» **TASK PROMPT**
Go through the lines below and copy each one that holds the string "sample".
-- DATA SUPPLIED start --
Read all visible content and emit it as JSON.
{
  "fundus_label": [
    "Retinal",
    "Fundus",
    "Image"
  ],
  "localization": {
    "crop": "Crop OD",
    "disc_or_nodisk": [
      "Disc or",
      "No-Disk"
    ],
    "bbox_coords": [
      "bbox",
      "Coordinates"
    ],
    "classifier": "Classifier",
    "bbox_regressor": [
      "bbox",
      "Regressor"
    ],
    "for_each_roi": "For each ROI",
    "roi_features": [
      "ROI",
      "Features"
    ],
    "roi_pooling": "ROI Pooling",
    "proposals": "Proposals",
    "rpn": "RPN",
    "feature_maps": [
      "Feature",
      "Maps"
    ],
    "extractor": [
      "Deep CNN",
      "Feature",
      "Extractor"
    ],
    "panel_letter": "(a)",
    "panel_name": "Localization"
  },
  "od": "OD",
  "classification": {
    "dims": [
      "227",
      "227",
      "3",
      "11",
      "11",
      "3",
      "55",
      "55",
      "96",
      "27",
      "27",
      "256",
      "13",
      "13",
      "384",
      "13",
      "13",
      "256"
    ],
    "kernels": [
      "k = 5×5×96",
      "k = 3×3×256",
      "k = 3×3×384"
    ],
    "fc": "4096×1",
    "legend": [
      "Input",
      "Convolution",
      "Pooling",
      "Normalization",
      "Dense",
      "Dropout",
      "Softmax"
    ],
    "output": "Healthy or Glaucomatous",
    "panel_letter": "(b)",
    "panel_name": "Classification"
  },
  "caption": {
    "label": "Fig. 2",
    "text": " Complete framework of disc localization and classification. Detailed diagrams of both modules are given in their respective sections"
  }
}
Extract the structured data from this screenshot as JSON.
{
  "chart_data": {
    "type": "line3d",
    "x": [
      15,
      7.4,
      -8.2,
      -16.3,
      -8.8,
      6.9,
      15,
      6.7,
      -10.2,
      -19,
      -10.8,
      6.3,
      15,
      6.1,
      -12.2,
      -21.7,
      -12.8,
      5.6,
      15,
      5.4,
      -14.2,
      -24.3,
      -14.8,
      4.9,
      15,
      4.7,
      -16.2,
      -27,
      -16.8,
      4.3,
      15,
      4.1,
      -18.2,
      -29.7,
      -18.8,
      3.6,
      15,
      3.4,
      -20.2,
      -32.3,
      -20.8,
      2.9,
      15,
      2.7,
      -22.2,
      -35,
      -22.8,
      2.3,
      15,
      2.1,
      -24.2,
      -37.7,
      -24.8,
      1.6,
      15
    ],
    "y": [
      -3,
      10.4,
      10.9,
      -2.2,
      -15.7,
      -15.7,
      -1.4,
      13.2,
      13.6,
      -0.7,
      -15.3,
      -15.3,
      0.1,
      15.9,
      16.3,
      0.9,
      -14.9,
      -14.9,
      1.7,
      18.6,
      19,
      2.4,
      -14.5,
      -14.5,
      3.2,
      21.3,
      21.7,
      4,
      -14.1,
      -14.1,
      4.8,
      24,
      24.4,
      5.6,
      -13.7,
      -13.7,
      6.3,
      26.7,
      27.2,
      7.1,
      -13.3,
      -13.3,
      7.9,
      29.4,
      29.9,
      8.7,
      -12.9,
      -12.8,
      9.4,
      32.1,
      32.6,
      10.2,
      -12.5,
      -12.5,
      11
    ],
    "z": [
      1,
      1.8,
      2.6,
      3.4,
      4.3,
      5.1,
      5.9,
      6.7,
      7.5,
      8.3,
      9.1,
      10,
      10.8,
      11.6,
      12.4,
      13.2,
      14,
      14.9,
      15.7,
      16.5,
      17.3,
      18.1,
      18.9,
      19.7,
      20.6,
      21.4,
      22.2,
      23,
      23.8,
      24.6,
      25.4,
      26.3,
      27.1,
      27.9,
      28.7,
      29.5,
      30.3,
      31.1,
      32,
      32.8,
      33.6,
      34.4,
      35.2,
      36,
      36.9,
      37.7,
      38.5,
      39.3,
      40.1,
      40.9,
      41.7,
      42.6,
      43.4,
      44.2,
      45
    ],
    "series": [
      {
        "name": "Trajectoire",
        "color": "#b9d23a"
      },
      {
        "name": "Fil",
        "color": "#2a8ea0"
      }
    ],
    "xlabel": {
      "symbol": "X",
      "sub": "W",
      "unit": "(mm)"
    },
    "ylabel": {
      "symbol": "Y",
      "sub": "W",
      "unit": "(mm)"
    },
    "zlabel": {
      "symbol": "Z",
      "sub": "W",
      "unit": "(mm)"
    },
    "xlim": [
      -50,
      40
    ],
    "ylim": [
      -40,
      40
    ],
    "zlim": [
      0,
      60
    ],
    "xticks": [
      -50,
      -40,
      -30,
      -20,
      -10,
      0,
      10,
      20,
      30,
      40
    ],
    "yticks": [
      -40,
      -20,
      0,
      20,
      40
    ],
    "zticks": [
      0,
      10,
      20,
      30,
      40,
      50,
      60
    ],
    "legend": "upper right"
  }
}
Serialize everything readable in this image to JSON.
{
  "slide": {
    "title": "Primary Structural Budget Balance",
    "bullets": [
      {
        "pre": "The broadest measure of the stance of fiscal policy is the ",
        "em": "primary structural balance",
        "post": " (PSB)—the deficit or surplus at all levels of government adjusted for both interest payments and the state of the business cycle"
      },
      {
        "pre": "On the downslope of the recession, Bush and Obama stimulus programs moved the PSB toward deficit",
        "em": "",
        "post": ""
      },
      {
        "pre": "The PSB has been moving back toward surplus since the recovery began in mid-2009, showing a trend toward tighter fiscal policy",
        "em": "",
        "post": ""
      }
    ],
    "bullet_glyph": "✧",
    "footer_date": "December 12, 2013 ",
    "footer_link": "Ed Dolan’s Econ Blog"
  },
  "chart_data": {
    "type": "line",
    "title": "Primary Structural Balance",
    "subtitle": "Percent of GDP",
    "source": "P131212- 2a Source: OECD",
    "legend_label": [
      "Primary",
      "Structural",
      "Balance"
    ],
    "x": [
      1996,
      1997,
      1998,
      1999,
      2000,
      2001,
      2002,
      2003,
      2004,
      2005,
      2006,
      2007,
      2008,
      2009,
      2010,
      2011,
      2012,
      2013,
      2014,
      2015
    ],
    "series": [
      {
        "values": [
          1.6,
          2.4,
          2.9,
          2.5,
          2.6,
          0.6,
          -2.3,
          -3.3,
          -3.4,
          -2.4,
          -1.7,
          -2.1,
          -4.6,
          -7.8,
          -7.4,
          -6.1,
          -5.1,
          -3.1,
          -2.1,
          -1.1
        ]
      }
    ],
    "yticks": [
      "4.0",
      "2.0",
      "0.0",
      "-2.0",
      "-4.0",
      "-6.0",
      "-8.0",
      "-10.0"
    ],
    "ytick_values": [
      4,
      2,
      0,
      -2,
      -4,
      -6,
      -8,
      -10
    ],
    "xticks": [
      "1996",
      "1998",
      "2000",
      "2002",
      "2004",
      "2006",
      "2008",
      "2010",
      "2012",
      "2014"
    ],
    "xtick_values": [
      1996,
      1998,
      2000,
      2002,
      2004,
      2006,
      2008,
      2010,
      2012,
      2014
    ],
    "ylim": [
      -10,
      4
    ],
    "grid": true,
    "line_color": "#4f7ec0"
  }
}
-- DATA SUPPLIED end --
-- DATA SUPPLIED start --
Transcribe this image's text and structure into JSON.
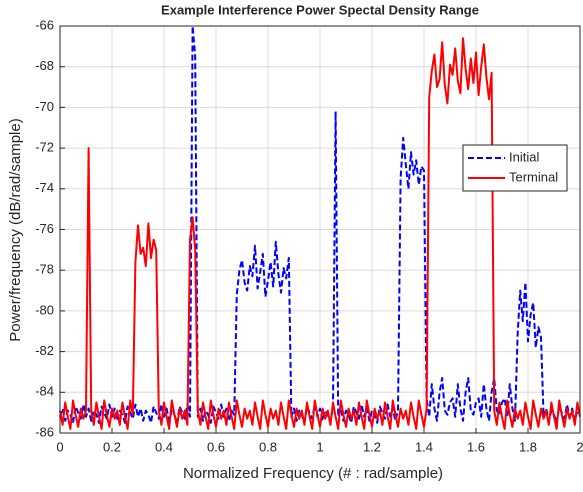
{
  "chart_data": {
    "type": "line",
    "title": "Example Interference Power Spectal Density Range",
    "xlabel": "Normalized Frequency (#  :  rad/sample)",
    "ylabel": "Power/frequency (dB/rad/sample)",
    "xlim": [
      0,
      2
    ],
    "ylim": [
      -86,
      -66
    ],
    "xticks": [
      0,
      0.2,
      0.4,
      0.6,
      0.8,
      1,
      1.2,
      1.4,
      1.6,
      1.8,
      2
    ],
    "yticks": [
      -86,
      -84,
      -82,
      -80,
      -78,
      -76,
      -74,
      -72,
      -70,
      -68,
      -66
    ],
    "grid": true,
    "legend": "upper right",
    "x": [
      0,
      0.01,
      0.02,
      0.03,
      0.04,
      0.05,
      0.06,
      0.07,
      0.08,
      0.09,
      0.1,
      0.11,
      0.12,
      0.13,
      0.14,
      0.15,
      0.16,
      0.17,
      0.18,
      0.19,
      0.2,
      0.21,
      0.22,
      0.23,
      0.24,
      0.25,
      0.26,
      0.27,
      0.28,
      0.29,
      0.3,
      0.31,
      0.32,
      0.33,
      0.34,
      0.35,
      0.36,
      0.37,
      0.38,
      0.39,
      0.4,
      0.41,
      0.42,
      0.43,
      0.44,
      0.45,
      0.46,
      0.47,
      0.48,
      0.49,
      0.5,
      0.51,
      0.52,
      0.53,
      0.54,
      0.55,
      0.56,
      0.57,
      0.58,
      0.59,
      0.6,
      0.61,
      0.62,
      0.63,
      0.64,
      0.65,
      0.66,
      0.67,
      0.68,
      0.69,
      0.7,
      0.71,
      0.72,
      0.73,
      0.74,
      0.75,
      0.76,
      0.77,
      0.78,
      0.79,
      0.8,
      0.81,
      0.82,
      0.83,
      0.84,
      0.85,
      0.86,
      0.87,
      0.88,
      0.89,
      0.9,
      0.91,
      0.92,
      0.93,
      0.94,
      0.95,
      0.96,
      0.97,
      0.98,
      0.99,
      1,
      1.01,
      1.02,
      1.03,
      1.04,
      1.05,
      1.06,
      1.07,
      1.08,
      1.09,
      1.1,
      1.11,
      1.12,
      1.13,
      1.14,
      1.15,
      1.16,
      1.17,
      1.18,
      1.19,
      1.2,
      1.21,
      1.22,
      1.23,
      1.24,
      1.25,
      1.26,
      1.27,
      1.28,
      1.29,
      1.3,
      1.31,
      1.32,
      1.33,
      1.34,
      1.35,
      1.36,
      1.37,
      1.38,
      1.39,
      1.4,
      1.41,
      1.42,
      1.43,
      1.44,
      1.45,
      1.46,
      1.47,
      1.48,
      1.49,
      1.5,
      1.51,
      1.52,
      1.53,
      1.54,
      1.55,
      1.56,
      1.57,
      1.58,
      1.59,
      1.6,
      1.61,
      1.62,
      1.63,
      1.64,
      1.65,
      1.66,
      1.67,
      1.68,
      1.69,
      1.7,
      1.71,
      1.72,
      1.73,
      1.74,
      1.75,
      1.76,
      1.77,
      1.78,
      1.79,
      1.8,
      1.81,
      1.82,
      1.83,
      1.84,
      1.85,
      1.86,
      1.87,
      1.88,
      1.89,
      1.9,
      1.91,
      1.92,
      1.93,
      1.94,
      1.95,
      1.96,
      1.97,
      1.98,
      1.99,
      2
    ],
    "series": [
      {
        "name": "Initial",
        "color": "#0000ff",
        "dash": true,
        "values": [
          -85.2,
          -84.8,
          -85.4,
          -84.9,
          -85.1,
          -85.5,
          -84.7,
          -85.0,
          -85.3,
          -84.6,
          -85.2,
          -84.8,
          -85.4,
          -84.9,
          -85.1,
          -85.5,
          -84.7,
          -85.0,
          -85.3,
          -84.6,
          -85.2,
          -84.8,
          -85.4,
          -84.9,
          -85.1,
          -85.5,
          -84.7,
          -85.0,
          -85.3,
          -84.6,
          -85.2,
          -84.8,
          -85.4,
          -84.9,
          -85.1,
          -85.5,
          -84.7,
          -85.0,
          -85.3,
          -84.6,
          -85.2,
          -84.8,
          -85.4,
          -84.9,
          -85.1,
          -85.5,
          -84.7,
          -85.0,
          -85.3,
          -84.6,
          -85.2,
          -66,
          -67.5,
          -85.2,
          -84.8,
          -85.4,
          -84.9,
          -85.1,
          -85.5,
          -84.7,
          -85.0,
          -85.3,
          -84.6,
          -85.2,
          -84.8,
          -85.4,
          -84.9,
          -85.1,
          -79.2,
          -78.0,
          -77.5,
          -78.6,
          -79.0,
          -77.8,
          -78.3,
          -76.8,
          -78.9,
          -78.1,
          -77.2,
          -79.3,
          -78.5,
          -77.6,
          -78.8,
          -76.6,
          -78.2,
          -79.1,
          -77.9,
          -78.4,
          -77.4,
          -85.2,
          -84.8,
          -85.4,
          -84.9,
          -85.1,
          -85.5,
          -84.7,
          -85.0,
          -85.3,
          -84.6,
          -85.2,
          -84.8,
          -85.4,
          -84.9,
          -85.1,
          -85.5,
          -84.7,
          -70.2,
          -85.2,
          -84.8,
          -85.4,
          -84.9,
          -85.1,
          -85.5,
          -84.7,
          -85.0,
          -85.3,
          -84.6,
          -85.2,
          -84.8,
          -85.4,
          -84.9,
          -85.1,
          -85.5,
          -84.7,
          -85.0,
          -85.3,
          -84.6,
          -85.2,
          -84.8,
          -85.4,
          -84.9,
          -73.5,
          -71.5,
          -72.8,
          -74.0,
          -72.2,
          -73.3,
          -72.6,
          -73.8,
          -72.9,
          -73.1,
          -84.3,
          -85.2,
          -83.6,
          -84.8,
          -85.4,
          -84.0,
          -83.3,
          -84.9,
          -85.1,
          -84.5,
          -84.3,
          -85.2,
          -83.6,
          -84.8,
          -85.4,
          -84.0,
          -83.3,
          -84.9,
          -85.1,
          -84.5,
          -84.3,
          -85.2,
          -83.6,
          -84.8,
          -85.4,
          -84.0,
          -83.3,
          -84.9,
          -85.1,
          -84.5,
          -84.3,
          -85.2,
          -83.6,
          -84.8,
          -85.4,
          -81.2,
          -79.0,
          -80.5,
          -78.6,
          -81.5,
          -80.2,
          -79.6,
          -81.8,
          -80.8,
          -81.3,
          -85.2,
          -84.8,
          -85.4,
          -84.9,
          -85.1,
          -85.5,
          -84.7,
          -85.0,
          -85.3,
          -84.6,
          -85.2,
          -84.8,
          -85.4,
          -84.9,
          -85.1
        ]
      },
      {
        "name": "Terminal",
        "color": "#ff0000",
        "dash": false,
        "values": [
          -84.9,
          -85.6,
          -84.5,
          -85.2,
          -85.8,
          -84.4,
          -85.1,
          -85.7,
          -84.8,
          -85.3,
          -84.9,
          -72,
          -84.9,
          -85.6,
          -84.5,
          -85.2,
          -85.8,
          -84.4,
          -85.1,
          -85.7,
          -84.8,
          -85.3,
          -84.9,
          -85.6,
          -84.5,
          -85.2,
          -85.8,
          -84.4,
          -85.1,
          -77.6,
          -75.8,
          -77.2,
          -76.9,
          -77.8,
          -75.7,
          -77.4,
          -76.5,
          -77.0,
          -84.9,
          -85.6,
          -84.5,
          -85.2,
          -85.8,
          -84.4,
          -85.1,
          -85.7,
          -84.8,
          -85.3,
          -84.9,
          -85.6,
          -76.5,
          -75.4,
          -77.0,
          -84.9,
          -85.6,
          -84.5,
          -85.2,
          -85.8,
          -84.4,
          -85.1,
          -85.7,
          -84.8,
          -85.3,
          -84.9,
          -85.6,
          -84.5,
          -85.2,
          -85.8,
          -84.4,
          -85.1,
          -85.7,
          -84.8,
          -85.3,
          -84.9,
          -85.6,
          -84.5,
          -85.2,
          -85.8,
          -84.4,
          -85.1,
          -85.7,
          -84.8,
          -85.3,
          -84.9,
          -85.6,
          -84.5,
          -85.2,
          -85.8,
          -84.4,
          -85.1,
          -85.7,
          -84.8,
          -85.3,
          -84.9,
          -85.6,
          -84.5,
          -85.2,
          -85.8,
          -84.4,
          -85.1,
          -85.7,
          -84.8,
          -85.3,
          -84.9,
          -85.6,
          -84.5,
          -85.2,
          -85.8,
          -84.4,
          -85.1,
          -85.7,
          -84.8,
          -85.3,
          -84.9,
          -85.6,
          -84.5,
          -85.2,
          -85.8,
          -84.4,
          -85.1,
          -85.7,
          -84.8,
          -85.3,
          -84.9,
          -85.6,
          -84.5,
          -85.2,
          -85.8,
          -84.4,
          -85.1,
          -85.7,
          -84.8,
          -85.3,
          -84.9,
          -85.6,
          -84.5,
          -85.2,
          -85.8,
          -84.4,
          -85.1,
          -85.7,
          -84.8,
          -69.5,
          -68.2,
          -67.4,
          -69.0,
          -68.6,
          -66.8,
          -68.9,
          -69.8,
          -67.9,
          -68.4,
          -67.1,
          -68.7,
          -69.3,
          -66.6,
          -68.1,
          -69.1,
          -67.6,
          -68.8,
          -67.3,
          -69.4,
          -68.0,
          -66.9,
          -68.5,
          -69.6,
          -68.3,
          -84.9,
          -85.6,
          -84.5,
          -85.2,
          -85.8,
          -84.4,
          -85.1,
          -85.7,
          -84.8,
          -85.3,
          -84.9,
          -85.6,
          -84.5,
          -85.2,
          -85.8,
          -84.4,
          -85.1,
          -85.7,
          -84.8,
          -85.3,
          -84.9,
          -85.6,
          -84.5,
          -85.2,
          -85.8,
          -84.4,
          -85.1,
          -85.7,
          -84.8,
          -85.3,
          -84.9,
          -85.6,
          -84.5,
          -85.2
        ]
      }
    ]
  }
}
-- DATA SUPPLIED end --
-- DATA SUPPLIED start --
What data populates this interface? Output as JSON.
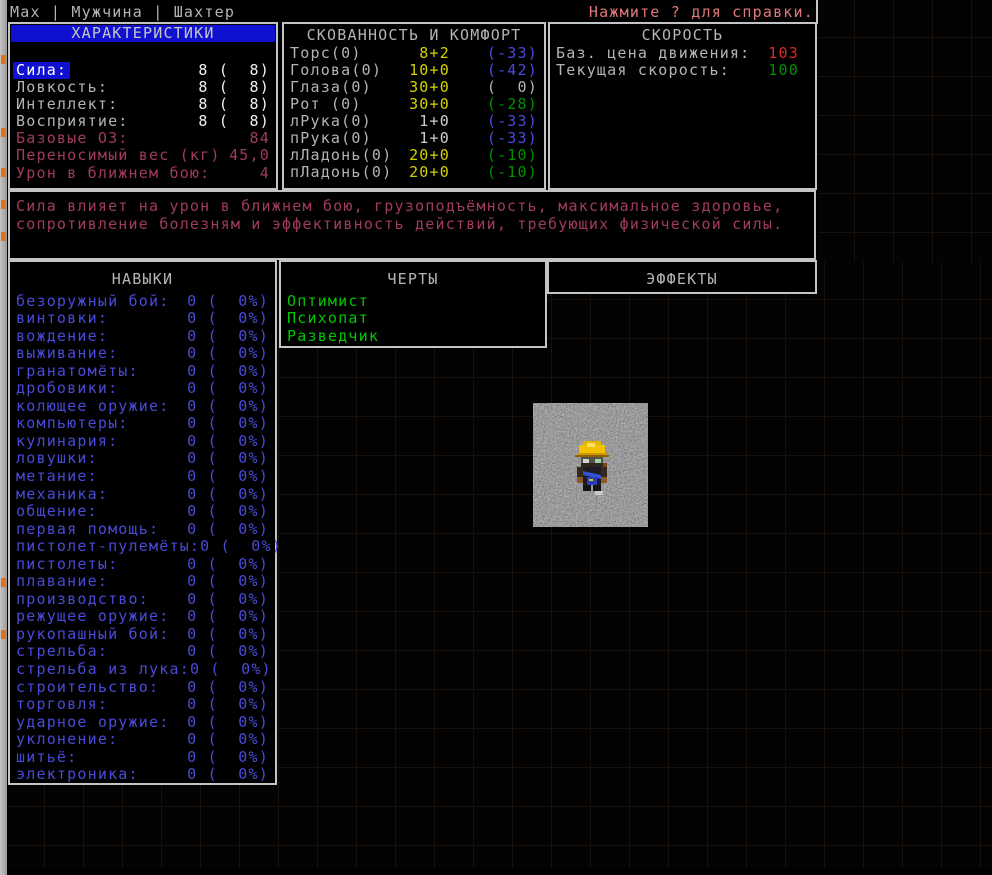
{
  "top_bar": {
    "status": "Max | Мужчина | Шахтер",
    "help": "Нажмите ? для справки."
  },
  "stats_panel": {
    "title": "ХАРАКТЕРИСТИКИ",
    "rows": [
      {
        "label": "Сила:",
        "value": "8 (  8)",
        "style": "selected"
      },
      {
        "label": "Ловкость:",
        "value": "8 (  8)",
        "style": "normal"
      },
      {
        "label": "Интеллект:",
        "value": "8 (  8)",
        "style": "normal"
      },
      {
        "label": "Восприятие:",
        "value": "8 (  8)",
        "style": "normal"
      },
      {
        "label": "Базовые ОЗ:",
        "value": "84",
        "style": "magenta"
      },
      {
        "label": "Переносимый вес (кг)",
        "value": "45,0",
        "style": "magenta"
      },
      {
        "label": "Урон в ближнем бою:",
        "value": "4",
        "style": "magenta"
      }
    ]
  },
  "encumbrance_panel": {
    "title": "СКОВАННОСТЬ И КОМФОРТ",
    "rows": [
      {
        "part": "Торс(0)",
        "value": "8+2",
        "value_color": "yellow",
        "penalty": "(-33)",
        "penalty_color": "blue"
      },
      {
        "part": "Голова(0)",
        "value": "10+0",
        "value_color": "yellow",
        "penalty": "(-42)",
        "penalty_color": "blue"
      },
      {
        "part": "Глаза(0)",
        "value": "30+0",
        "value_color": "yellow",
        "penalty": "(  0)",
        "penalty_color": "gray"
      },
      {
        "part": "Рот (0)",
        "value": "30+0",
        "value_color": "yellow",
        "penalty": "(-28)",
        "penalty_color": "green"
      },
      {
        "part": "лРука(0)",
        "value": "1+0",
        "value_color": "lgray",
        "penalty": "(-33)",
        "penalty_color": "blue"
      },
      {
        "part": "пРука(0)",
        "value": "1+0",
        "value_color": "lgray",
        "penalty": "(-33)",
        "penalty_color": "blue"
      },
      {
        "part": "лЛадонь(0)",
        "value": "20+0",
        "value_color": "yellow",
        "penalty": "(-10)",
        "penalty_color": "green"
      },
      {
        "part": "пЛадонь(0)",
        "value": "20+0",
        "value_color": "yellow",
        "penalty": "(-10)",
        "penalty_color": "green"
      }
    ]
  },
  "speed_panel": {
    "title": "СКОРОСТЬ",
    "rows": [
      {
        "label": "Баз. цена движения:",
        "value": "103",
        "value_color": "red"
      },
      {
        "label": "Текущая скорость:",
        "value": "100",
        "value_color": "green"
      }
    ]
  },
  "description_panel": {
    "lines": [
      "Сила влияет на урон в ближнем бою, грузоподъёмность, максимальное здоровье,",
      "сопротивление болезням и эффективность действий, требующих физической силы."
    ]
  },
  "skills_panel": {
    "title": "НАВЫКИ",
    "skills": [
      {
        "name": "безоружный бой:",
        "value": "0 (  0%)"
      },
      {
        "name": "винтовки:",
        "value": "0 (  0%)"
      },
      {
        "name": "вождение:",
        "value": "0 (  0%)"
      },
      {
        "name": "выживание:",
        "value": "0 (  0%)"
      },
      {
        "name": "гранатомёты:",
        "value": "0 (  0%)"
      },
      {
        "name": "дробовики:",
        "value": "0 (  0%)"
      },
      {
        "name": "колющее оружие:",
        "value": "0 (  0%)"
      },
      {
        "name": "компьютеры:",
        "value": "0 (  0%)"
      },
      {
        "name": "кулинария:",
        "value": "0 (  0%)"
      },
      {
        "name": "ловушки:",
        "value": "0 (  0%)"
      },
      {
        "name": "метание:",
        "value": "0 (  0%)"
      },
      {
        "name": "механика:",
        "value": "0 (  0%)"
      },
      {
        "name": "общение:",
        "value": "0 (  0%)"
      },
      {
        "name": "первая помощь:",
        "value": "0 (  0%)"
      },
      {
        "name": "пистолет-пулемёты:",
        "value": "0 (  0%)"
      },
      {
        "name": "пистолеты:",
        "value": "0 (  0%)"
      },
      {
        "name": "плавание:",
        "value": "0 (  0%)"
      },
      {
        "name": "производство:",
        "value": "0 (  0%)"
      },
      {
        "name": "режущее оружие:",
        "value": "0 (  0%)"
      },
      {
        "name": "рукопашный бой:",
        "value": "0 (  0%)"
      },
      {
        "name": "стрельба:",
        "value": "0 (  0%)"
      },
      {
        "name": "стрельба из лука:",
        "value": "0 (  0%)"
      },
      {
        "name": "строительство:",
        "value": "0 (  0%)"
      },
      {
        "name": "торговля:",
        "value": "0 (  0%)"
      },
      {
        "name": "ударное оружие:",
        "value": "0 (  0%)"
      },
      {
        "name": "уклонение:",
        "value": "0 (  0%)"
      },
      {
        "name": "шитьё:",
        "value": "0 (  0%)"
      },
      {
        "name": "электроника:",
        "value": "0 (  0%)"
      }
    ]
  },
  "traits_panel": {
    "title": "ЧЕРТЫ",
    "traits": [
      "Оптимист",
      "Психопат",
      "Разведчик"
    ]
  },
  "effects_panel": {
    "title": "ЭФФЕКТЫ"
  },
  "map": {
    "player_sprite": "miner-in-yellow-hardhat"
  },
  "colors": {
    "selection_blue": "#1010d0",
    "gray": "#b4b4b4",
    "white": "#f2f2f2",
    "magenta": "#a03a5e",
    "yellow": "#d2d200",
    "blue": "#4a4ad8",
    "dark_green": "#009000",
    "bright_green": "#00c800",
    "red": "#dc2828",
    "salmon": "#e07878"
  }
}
-- DATA SUPPLIED end --
» **OUTPUT FOR THIS TASK**
    "xlabel": "Normalized Frequency (#  :  rad/sample)",
    "ylabel": "Power/frequency (dB/rad/sample)",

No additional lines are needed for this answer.